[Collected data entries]
◆ ◆ ◆ ◆ ◆

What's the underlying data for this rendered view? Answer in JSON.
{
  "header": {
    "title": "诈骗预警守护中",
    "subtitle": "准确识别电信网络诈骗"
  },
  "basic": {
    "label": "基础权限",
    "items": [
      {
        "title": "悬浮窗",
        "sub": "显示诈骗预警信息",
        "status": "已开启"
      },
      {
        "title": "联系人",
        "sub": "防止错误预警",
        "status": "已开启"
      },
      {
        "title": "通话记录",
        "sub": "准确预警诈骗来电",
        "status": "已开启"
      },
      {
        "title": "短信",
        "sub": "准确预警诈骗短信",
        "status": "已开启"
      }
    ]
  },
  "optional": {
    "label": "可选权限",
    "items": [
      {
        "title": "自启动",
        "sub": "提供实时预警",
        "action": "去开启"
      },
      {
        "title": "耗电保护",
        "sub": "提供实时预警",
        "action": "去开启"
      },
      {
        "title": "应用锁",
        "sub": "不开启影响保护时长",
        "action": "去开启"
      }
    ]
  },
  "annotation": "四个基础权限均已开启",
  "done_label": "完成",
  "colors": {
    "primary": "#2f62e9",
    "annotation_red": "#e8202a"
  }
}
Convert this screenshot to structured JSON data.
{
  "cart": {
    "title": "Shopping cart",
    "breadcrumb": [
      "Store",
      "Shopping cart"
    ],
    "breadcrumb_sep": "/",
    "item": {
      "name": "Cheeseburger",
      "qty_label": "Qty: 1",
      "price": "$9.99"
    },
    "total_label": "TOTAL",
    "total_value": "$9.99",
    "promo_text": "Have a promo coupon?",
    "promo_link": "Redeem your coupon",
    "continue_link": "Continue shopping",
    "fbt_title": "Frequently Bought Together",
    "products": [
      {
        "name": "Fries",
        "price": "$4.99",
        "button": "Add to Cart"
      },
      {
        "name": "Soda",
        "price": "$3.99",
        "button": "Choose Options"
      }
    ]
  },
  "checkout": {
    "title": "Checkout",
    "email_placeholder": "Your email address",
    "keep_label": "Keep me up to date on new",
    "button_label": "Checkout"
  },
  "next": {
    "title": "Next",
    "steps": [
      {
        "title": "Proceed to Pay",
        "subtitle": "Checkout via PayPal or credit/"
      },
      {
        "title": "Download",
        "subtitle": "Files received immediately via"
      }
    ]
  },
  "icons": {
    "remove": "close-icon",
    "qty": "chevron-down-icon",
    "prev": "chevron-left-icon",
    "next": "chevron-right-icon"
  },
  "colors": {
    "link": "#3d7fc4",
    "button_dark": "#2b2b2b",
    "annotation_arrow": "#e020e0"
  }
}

◆ ◆ ◆ ◆ ◆

▸ **Task to carry out**:
Repeat the whole listing exactly, keeping every line intact.

▸ **Completed exercise**:
What's the underlying data for this rendered view? Answer in JSON.
{
  "header": {
    "title": "诈骗预警守护中",
    "subtitle": "准确识别电信网络诈骗"
  },
  "basic": {
    "label": "基础权限",
    "items": [
      {
        "title": "悬浮窗",
        "sub": "显示诈骗预警信息",
        "status": "已开启"
      },
      {
        "title": "联系人",
        "sub": "防止错误预警",
        "status": "已开启"
      },
      {
        "title": "通话记录",
        "sub": "准确预警诈骗来电",
        "status": "已开启"
      },
      {
        "title": "短信",
        "sub": "准确预警诈骗短信",
        "status": "已开启"
      }
    ]
  },
  "optional": {
    "label": "可选权限",
    "items": [
      {
        "title": "自启动",
        "sub": "提供实时预警",
        "action": "去开启"
      },
      {
        "title": "耗电保护",
        "sub": "提供实时预警",
        "action": "去开启"
      },
      {
        "title": "应用锁",
        "sub": "不开启影响保护时长",
        "action": "去开启"
      }
    ]
  },
  "annotation": "四个基础权限均已开启",
  "done_label": "完成",
  "colors": {
    "primary": "#2f62e9",
    "annotation_red": "#e8202a"
  }
}
Convert this screenshot to structured JSON data.
{
  "cart": {
    "title": "Shopping cart",
    "breadcrumb": [
      "Store",
      "Shopping cart"
    ],
    "breadcrumb_sep": "/",
    "item": {
      "name": "Cheeseburger",
      "qty_label": "Qty: 1",
      "price": "$9.99"
    },
    "total_label": "TOTAL",
    "total_value": "$9.99",
    "promo_text": "Have a promo coupon?",
    "promo_link": "Redeem your coupon",
    "continue_link": "Continue shopping",
    "fbt_title": "Frequently Bought Together",
    "products": [
      {
        "name": "Fries",
        "price": "$4.99",
        "button": "Add to Cart"
      },
      {
        "name": "Soda",
        "price": "$3.99",
        "button": "Choose Options"
      }
    ]
  },
  "checkout": {
    "title": "Checkout",
    "email_placeholder": "Your email address",
    "keep_label": "Keep me up to date on new",
    "button_label": "Checkout"
  },
  "next": {
    "title": "Next",
    "steps": [
      {
        "title": "Proceed to Pay",
        "subtitle": "Checkout via PayPal or credit/"
      },
      {
        "title": "Download",
        "subtitle": "Files received immediately via"
      }
    ]
  },
  "icons": {
    "remove": "close-icon",
    "qty": "chevron-down-icon",
    "prev": "chevron-left-icon",
    "next": "chevron-right-icon"
  },
  "colors": {
    "link": "#3d7fc4",
    "button_dark": "#2b2b2b",
    "annotation_arrow": "#e020e0"
  }
}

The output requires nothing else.